▸ DO THIS
Copy the data exactly as it appears, and do not include any pictures.

▸ DATA SHOWN
+ + + + +
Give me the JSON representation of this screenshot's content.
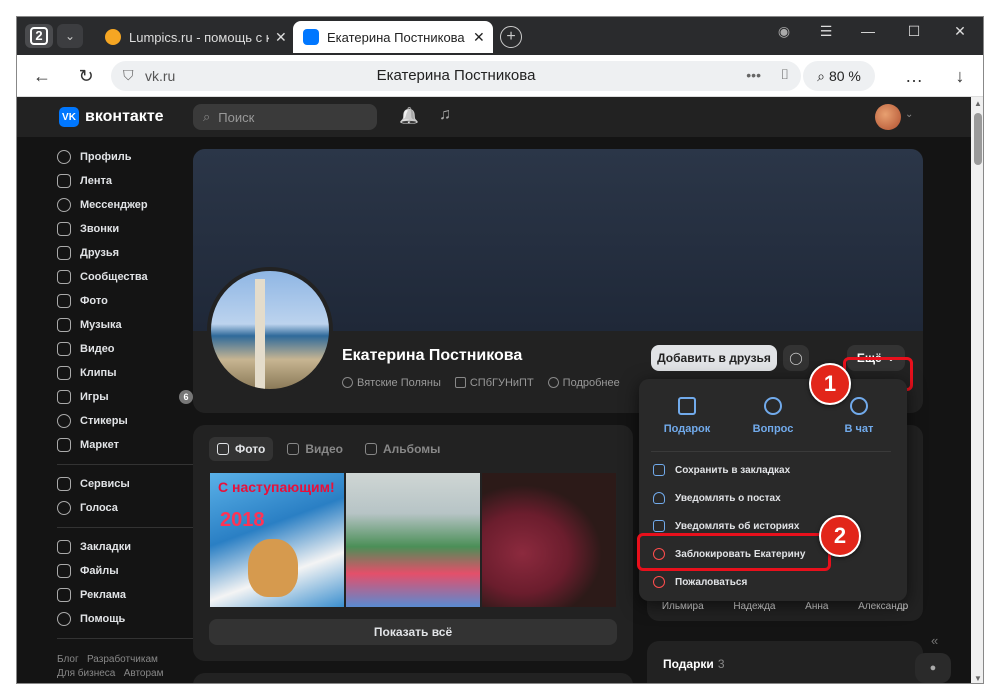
{
  "browser": {
    "tab_count": "2",
    "tabs": [
      {
        "title": "Lumpics.ru - помощь с ко",
        "favicon_color": "#f5a623"
      },
      {
        "title": "Екатерина Постникова",
        "favicon_color": "#0077ff"
      }
    ],
    "address": {
      "host": "vk.ru",
      "page_title": "Екатерина Постникова"
    },
    "zoom": "80 %",
    "icons": {
      "back": "←",
      "reload": "↻",
      "shield": "⛉",
      "more": "•••",
      "bookmark": "⌷",
      "search": "⌕",
      "menu": "…",
      "download": "↓",
      "min": "—",
      "max": "☐",
      "close": "✕",
      "profile": "◉",
      "hamburger": "☰",
      "newtab": "+",
      "tabdd": "⌄",
      "tabclose": "✕"
    }
  },
  "vk": {
    "logo": "вконтакте",
    "logo_mark": "VK",
    "search_placeholder": "Поиск",
    "icons": {
      "bell": "🔔",
      "music": "♫",
      "search": "⌕",
      "chevron": "⌄"
    }
  },
  "sidebar": {
    "group1": [
      "Профиль",
      "Лента",
      "Мессенджер",
      "Звонки",
      "Друзья",
      "Сообщества",
      "Фото",
      "Музыка",
      "Видео",
      "Клипы",
      "Игры",
      "Стикеры",
      "Маркет"
    ],
    "games_badge": "6",
    "group2": [
      "Сервисы",
      "Голоса"
    ],
    "group3": [
      "Закладки",
      "Файлы",
      "Реклама",
      "Помощь"
    ],
    "footer": [
      "Блог",
      "Разработчикам",
      "Для бизнеса",
      "Авторам"
    ]
  },
  "profile": {
    "name": "Екатерина Постникова",
    "city": "Вятские Поляны",
    "university": "СПбГУНиПТ",
    "more_info": "Подробнее",
    "add_friend": "Добавить в друзья",
    "more_button": "Ещё",
    "msg_icon": "◯"
  },
  "photos": {
    "tabs": [
      "Фото",
      "Видео",
      "Альбомы"
    ],
    "thumb1_title": "С наступающим!",
    "thumb1_year": "2018",
    "show_all": "Показать всё"
  },
  "menu": {
    "quick": [
      "Подарок",
      "Вопрос",
      "В чат"
    ],
    "items": [
      "Сохранить в закладках",
      "Уведомлять о постах",
      "Уведомлять об историях",
      "Заблокировать Екатерину",
      "Пожаловаться"
    ]
  },
  "friends": [
    "Ильмира",
    "Надежда",
    "Анна",
    "Александр"
  ],
  "gifts": {
    "title": "Подарки",
    "count": "3"
  },
  "annotations": {
    "step1": "1",
    "step2": "2",
    "highlight_color": "#e8101c"
  },
  "misc": {
    "collapse": "«",
    "chat_fab": "●"
  }
}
+ + + + +
▸ EXERCISE OUTPUT
Give me the JSON representation of this screenshot's content.
{
  "browser": {
    "tab_count": "2",
    "tabs": [
      {
        "title": "Lumpics.ru - помощь с ко",
        "favicon_color": "#f5a623"
      },
      {
        "title": "Екатерина Постникова",
        "favicon_color": "#0077ff"
      }
    ],
    "address": {
      "host": "vk.ru",
      "page_title": "Екатерина Постникова"
    },
    "zoom": "80 %",
    "icons": {
      "back": "←",
      "reload": "↻",
      "shield": "⛉",
      "more": "•••",
      "bookmark": "⌷",
      "search": "⌕",
      "menu": "…",
      "download": "↓",
      "min": "—",
      "max": "☐",
      "close": "✕",
      "profile": "◉",
      "hamburger": "☰",
      "newtab": "+",
      "tabdd": "⌄",
      "tabclose": "✕"
    }
  },
  "vk": {
    "logo": "вконтакте",
    "logo_mark": "VK",
    "search_placeholder": "Поиск",
    "icons": {
      "bell": "🔔",
      "music": "♫",
      "search": "⌕",
      "chevron": "⌄"
    }
  },
  "sidebar": {
    "group1": [
      "Профиль",
      "Лента",
      "Мессенджер",
      "Звонки",
      "Друзья",
      "Сообщества",
      "Фото",
      "Музыка",
      "Видео",
      "Клипы",
      "Игры",
      "Стикеры",
      "Маркет"
    ],
    "games_badge": "6",
    "group2": [
      "Сервисы",
      "Голоса"
    ],
    "group3": [
      "Закладки",
      "Файлы",
      "Реклама",
      "Помощь"
    ],
    "footer": [
      "Блог",
      "Разработчикам",
      "Для бизнеса",
      "Авторам"
    ]
  },
  "profile": {
    "name": "Екатерина Постникова",
    "city": "Вятские Поляны",
    "university": "СПбГУНиПТ",
    "more_info": "Подробнее",
    "add_friend": "Добавить в друзья",
    "more_button": "Ещё",
    "msg_icon": "◯"
  },
  "photos": {
    "tabs": [
      "Фото",
      "Видео",
      "Альбомы"
    ],
    "thumb1_title": "С наступающим!",
    "thumb1_year": "2018",
    "show_all": "Показать всё"
  },
  "menu": {
    "quick": [
      "Подарок",
      "Вопрос",
      "В чат"
    ],
    "items": [
      "Сохранить в закладках",
      "Уведомлять о постах",
      "Уведомлять об историях",
      "Заблокировать Екатерину",
      "Пожаловаться"
    ]
  },
  "friends": [
    "Ильмира",
    "Надежда",
    "Анна",
    "Александр"
  ],
  "gifts": {
    "title": "Подарки",
    "count": "3"
  },
  "annotations": {
    "step1": "1",
    "step2": "2",
    "highlight_color": "#e8101c"
  },
  "misc": {
    "collapse": "«",
    "chat_fab": "●"
  }
}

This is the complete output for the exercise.